Collected data entries
--------------------------------
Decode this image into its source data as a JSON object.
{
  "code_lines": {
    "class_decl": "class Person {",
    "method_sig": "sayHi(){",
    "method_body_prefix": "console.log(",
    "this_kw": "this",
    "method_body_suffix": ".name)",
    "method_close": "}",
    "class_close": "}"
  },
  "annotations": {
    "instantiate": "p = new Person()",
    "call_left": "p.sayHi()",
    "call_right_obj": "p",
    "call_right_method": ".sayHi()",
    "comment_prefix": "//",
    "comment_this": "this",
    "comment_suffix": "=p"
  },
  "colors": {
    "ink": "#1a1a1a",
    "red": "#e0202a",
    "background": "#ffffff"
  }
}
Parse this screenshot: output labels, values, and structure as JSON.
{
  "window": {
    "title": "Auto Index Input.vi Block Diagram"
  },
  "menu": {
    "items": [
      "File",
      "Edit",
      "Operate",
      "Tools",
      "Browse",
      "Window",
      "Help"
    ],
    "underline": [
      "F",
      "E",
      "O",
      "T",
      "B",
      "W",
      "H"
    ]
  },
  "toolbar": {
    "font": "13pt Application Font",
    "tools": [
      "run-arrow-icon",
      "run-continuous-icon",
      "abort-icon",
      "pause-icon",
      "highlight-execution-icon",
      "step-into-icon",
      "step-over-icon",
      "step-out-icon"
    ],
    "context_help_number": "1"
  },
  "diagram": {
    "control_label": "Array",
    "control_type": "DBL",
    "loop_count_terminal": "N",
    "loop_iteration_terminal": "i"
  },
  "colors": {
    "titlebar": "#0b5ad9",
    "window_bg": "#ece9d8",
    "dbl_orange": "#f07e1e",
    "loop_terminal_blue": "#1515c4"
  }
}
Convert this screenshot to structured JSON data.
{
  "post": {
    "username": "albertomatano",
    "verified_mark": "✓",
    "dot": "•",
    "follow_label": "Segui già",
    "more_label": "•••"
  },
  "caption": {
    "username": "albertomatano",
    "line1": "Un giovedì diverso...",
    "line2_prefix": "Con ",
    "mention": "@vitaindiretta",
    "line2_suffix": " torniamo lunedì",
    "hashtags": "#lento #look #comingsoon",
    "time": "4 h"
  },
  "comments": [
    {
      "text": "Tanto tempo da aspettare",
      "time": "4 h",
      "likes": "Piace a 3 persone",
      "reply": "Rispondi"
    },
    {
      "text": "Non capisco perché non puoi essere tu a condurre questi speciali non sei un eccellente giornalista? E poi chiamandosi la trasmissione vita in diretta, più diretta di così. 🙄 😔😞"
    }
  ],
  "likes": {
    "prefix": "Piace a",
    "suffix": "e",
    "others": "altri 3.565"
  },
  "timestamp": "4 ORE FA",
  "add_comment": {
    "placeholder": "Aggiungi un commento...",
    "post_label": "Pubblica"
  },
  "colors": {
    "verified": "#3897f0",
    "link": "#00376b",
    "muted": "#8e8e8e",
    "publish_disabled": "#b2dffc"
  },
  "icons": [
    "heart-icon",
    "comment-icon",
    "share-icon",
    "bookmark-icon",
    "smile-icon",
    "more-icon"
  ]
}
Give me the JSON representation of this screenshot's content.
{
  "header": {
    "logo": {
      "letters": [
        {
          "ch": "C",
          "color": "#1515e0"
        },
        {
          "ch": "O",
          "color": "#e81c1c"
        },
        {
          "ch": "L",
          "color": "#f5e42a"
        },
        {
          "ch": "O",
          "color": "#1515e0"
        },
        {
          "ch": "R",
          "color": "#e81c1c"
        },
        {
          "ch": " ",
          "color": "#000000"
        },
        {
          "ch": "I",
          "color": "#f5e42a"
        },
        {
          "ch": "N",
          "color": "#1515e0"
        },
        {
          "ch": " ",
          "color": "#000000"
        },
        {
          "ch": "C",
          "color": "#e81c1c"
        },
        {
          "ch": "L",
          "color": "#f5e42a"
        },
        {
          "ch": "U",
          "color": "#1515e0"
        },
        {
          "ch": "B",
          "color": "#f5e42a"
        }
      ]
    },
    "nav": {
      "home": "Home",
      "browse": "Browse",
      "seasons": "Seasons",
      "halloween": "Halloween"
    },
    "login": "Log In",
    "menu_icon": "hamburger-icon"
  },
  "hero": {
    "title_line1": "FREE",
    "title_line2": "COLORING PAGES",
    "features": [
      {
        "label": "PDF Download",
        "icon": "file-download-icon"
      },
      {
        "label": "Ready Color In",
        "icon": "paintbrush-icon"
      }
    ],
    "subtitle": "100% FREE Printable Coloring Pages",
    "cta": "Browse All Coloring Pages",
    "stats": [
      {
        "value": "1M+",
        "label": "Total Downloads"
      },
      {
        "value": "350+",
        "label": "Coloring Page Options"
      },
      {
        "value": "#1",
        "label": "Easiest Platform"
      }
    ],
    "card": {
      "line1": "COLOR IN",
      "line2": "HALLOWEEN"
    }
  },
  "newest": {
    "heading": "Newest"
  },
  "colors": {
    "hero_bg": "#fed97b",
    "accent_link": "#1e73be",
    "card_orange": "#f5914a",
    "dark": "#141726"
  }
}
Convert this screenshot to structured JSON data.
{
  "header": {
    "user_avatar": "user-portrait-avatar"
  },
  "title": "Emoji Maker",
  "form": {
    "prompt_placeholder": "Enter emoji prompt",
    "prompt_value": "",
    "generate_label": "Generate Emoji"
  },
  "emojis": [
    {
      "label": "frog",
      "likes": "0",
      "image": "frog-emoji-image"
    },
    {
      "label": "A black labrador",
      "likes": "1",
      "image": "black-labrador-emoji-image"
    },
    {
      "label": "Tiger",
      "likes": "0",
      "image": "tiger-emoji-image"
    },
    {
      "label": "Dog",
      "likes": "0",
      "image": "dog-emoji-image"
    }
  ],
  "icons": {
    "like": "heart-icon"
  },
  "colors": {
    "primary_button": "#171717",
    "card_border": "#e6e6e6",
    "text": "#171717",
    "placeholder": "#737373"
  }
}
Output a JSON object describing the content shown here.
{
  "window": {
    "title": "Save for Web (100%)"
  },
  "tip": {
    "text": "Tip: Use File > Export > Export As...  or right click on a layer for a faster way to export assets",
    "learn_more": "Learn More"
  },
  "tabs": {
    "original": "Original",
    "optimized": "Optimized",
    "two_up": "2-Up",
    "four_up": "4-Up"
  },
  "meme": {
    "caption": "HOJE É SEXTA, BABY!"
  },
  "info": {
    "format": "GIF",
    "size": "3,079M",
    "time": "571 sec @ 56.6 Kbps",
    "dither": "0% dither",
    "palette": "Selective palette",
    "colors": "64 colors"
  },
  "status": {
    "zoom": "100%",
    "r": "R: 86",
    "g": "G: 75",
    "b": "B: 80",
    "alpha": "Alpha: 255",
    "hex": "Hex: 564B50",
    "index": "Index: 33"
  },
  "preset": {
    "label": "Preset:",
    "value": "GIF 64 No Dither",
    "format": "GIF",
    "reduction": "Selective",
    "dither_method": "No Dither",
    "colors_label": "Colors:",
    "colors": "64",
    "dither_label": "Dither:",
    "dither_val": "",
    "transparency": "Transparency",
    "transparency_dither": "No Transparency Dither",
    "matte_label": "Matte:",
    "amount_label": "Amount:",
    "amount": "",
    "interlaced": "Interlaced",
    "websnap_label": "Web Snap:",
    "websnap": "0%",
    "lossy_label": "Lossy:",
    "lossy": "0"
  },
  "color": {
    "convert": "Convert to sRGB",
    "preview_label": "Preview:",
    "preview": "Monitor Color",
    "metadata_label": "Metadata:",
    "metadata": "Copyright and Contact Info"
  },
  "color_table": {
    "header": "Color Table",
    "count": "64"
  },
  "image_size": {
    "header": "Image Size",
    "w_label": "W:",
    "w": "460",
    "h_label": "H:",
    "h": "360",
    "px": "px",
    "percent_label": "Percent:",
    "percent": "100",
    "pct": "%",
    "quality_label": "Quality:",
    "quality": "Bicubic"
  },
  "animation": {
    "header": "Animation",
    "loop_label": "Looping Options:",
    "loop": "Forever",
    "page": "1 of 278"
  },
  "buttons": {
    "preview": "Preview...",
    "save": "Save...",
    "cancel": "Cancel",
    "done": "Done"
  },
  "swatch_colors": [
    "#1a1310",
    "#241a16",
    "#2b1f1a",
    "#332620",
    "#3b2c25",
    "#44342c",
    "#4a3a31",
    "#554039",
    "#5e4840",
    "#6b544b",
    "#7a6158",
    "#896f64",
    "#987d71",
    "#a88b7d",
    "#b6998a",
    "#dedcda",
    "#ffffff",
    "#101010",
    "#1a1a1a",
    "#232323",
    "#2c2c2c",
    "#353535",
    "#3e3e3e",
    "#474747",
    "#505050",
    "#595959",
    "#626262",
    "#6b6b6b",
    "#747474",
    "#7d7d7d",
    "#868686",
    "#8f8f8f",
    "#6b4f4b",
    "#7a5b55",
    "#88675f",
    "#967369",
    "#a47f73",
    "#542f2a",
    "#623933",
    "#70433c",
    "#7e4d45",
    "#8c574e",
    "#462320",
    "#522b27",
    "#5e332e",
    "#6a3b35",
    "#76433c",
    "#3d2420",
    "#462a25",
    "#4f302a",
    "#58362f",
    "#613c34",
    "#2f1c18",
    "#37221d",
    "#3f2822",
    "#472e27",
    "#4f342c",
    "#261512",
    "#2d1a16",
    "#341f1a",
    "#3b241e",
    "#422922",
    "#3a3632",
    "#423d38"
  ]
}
--------------------------------
**WHAT YOU NEED TO DO**
Check each line above for the word "step" and give the number of lines that have it, nothing else.

**SOLUTION FOR THIS EXERCISE**
3